## GIVEN INSTRUCTION
Please write out the material that follows, exactly as it stands.

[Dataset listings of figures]
>>>>>

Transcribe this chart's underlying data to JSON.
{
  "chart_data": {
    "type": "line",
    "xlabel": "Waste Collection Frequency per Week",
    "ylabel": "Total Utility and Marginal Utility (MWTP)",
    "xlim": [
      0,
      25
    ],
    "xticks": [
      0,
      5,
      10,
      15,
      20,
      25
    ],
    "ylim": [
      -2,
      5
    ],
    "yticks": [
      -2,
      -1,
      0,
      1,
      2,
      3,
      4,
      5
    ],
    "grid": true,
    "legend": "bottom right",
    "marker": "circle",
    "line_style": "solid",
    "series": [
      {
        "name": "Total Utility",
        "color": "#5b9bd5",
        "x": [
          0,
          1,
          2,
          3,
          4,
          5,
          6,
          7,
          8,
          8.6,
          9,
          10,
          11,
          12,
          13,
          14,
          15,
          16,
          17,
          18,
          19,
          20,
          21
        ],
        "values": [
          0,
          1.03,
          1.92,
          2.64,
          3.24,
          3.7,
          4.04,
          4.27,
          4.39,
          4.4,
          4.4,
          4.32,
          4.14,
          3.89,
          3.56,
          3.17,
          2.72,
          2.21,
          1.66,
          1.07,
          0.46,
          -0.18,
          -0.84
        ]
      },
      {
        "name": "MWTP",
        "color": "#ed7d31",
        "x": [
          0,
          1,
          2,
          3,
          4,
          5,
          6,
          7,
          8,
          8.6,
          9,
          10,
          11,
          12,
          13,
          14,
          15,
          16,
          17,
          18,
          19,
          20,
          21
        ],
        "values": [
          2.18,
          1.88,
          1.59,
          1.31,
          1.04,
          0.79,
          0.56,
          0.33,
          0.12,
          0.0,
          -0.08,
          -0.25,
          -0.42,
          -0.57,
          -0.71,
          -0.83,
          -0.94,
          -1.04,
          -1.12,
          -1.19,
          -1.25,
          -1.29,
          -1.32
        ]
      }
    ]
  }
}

<<<<<

## CORRECT ANSWER
Transcribe this chart's underlying data to JSON.
{
  "chart_data": {
    "type": "line",
    "xlabel": "Waste Collection Frequency per Week",
    "ylabel": "Total Utility and Marginal Utility (MWTP)",
    "xlim": [
      0,
      25
    ],
    "xticks": [
      0,
      5,
      10,
      15,
      20,
      25
    ],
    "ylim": [
      -2,
      5
    ],
    "yticks": [
      -2,
      -1,
      0,
      1,
      2,
      3,
      4,
      5
    ],
    "grid": true,
    "legend": "bottom right",
    "marker": "circle",
    "line_style": "solid",
    "series": [
      {
        "name": "Total Utility",
        "color": "#5b9bd5",
        "x": [
          0,
          1,
          2,
          3,
          4,
          5,
          6,
          7,
          8,
          8.6,
          9,
          10,
          11,
          12,
          13,
          14,
          15,
          16,
          17,
          18,
          19,
          20,
          21
        ],
        "values": [
          0,
          1.03,
          1.92,
          2.64,
          3.24,
          3.7,
          4.04,
          4.27,
          4.39,
          4.4,
          4.4,
          4.32,
          4.14,
          3.89,
          3.56,
          3.17,
          2.72,
          2.21,
          1.66,
          1.07,
          0.46,
          -0.18,
          -0.84
        ]
      },
      {
        "name": "MWTP",
        "color": "#ed7d31",
        "x": [
          0,
          1,
          2,
          3,
          4,
          5,
          6,
          7,
          8,
          8.6,
          9,
          10,
          11,
          12,
          13,
          14,
          15,
          16,
          17,
          18,
          19,
          20,
          21
        ],
        "values": [
          2.18,
          1.88,
          1.59,
          1.31,
          1.04,
          0.79,
          0.56,
          0.33,
          0.12,
          0.0,
          -0.08,
          -0.25,
          -0.42,
          -0.57,
          -0.71,
          -0.83,
          -0.94,
          -1.04,
          -1.12,
          -1.19,
          -1.25,
          -1.29,
          -1.32
        ]
      }
    ]
  }
}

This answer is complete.